### Record extracts

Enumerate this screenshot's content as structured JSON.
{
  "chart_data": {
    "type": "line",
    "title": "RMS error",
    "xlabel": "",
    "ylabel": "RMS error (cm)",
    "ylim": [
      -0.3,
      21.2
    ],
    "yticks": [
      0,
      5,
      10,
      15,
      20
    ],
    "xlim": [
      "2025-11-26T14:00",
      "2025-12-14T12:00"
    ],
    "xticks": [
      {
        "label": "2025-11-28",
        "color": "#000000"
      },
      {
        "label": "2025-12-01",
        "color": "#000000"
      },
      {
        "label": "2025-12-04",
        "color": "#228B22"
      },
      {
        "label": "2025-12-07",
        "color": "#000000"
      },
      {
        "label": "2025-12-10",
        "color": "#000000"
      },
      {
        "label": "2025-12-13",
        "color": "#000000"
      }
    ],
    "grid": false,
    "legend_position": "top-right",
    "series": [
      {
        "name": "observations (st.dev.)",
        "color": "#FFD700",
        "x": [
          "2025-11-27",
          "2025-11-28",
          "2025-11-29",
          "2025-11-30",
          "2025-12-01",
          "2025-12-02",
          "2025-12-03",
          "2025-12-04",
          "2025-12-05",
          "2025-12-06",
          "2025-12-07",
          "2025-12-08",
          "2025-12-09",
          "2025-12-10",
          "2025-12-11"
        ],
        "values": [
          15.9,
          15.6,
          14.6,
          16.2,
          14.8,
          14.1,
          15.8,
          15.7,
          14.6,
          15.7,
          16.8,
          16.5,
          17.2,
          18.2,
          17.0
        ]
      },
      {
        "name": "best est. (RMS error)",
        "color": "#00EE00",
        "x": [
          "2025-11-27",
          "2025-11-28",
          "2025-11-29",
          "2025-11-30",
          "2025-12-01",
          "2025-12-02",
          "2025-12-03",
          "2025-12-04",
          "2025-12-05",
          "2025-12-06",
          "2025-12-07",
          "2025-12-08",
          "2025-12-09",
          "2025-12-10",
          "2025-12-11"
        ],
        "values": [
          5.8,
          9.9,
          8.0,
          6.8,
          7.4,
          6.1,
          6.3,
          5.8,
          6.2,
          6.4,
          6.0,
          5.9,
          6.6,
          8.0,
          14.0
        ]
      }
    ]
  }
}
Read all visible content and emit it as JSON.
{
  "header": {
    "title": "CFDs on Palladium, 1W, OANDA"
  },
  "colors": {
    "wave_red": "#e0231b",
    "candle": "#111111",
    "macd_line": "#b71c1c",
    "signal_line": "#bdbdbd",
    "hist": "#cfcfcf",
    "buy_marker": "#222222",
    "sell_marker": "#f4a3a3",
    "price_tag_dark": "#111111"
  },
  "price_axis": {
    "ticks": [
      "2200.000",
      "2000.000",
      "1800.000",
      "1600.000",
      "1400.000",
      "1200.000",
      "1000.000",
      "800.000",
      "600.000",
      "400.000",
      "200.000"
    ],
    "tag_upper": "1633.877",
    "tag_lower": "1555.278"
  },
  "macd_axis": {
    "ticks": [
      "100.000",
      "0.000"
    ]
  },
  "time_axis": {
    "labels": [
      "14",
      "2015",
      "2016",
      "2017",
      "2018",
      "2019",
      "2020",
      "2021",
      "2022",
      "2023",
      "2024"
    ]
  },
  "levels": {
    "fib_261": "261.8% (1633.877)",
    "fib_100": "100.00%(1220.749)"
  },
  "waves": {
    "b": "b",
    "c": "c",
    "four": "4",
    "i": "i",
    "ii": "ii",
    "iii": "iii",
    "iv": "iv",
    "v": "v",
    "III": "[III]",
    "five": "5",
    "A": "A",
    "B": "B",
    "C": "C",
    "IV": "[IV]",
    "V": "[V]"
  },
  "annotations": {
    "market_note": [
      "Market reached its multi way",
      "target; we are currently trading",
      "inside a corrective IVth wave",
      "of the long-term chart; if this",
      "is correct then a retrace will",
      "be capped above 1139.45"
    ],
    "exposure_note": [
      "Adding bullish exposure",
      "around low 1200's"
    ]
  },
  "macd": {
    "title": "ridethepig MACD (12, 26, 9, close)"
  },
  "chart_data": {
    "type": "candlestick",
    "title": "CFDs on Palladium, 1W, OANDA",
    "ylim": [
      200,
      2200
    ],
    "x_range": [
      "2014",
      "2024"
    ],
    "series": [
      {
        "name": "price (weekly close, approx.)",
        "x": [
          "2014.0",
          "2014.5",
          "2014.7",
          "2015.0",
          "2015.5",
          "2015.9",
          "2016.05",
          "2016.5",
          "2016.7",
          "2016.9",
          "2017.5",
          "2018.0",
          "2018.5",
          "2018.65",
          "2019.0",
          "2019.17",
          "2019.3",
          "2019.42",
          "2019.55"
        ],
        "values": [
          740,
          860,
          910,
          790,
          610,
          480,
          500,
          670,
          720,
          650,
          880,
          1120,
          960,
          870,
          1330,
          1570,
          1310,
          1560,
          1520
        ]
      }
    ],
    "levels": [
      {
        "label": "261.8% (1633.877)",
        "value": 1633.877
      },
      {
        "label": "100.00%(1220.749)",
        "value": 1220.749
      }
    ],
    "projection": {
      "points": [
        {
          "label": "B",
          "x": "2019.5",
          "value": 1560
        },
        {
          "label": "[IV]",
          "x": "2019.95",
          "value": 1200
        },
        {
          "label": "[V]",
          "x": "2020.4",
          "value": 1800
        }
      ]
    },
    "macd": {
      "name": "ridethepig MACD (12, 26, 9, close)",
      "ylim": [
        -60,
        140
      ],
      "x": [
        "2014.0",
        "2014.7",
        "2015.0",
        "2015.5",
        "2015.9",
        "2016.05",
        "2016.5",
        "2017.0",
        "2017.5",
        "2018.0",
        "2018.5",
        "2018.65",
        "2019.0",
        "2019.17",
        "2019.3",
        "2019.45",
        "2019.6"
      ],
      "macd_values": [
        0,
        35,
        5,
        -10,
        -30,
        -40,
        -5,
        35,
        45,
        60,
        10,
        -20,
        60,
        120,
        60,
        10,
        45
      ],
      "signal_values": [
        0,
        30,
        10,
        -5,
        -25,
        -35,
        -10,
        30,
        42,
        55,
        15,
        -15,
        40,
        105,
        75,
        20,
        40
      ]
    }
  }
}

### What you have to do
Copy each record from above without leaving any out.

### Worked answer
Enumerate this screenshot's content as structured JSON.
{
  "chart_data": {
    "type": "line",
    "title": "RMS error",
    "xlabel": "",
    "ylabel": "RMS error (cm)",
    "ylim": [
      -0.3,
      21.2
    ],
    "yticks": [
      0,
      5,
      10,
      15,
      20
    ],
    "xlim": [
      "2025-11-26T14:00",
      "2025-12-14T12:00"
    ],
    "xticks": [
      {
        "label": "2025-11-28",
        "color": "#000000"
      },
      {
        "label": "2025-12-01",
        "color": "#000000"
      },
      {
        "label": "2025-12-04",
        "color": "#228B22"
      },
      {
        "label": "2025-12-07",
        "color": "#000000"
      },
      {
        "label": "2025-12-10",
        "color": "#000000"
      },
      {
        "label": "2025-12-13",
        "color": "#000000"
      }
    ],
    "grid": false,
    "legend_position": "top-right",
    "series": [
      {
        "name": "observations (st.dev.)",
        "color": "#FFD700",
        "x": [
          "2025-11-27",
          "2025-11-28",
          "2025-11-29",
          "2025-11-30",
          "2025-12-01",
          "2025-12-02",
          "2025-12-03",
          "2025-12-04",
          "2025-12-05",
          "2025-12-06",
          "2025-12-07",
          "2025-12-08",
          "2025-12-09",
          "2025-12-10",
          "2025-12-11"
        ],
        "values": [
          15.9,
          15.6,
          14.6,
          16.2,
          14.8,
          14.1,
          15.8,
          15.7,
          14.6,
          15.7,
          16.8,
          16.5,
          17.2,
          18.2,
          17.0
        ]
      },
      {
        "name": "best est. (RMS error)",
        "color": "#00EE00",
        "x": [
          "2025-11-27",
          "2025-11-28",
          "2025-11-29",
          "2025-11-30",
          "2025-12-01",
          "2025-12-02",
          "2025-12-03",
          "2025-12-04",
          "2025-12-05",
          "2025-12-06",
          "2025-12-07",
          "2025-12-08",
          "2025-12-09",
          "2025-12-10",
          "2025-12-11"
        ],
        "values": [
          5.8,
          9.9,
          8.0,
          6.8,
          7.4,
          6.1,
          6.3,
          5.8,
          6.2,
          6.4,
          6.0,
          5.9,
          6.6,
          8.0,
          14.0
        ]
      }
    ]
  }
}
Read all visible content and emit it as JSON.
{
  "header": {
    "title": "CFDs on Palladium, 1W, OANDA"
  },
  "colors": {
    "wave_red": "#e0231b",
    "candle": "#111111",
    "macd_line": "#b71c1c",
    "signal_line": "#bdbdbd",
    "hist": "#cfcfcf",
    "buy_marker": "#222222",
    "sell_marker": "#f4a3a3",
    "price_tag_dark": "#111111"
  },
  "price_axis": {
    "ticks": [
      "2200.000",
      "2000.000",
      "1800.000",
      "1600.000",
      "1400.000",
      "1200.000",
      "1000.000",
      "800.000",
      "600.000",
      "400.000",
      "200.000"
    ],
    "tag_upper": "1633.877",
    "tag_lower": "1555.278"
  },
  "macd_axis": {
    "ticks": [
      "100.000",
      "0.000"
    ]
  },
  "time_axis": {
    "labels": [
      "14",
      "2015",
      "2016",
      "2017",
      "2018",
      "2019",
      "2020",
      "2021",
      "2022",
      "2023",
      "2024"
    ]
  },
  "levels": {
    "fib_261": "261.8% (1633.877)",
    "fib_100": "100.00%(1220.749)"
  },
  "waves": {
    "b": "b",
    "c": "c",
    "four": "4",
    "i": "i",
    "ii": "ii",
    "iii": "iii",
    "iv": "iv",
    "v": "v",
    "III": "[III]",
    "five": "5",
    "A": "A",
    "B": "B",
    "C": "C",
    "IV": "[IV]",
    "V": "[V]"
  },
  "annotations": {
    "market_note": [
      "Market reached its multi way",
      "target; we are currently trading",
      "inside a corrective IVth wave",
      "of the long-term chart; if this",
      "is correct then a retrace will",
      "be capped above 1139.45"
    ],
    "exposure_note": [
      "Adding bullish exposure",
      "around low 1200's"
    ]
  },
  "macd": {
    "title": "ridethepig MACD (12, 26, 9, close)"
  },
  "chart_data": {
    "type": "candlestick",
    "title": "CFDs on Palladium, 1W, OANDA",
    "ylim": [
      200,
      2200
    ],
    "x_range": [
      "2014",
      "2024"
    ],
    "series": [
      {
        "name": "price (weekly close, approx.)",
        "x": [
          "2014.0",
          "2014.5",
          "2014.7",
          "2015.0",
          "2015.5",
          "2015.9",
          "2016.05",
          "2016.5",
          "2016.7",
          "2016.9",
          "2017.5",
          "2018.0",
          "2018.5",
          "2018.65",
          "2019.0",
          "2019.17",
          "2019.3",
          "2019.42",
          "2019.55"
        ],
        "values": [
          740,
          860,
          910,
          790,
          610,
          480,
          500,
          670,
          720,
          650,
          880,
          1120,
          960,
          870,
          1330,
          1570,
          1310,
          1560,
          1520
        ]
      }
    ],
    "levels": [
      {
        "label": "261.8% (1633.877)",
        "value": 1633.877
      },
      {
        "label": "100.00%(1220.749)",
        "value": 1220.749
      }
    ],
    "projection": {
      "points": [
        {
          "label": "B",
          "x": "2019.5",
          "value": 1560
        },
        {
          "label": "[IV]",
          "x": "2019.95",
          "value": 1200
        },
        {
          "label": "[V]",
          "x": "2020.4",
          "value": 1800
        }
      ]
    },
    "macd": {
      "name": "ridethepig MACD (12, 26, 9, close)",
      "ylim": [
        -60,
        140
      ],
      "x": [
        "2014.0",
        "2014.7",
        "2015.0",
        "2015.5",
        "2015.9",
        "2016.05",
        "2016.5",
        "2017.0",
        "2017.5",
        "2018.0",
        "2018.5",
        "2018.65",
        "2019.0",
        "2019.17",
        "2019.3",
        "2019.45",
        "2019.6"
      ],
      "macd_values": [
        0,
        35,
        5,
        -10,
        -30,
        -40,
        -5,
        35,
        45,
        60,
        10,
        -20,
        60,
        120,
        60,
        10,
        45
      ],
      "signal_values": [
        0,
        30,
        10,
        -5,
        -25,
        -35,
        -10,
        30,
        42,
        55,
        15,
        -15,
        40,
        105,
        75,
        20,
        40
      ]
    }
  }
}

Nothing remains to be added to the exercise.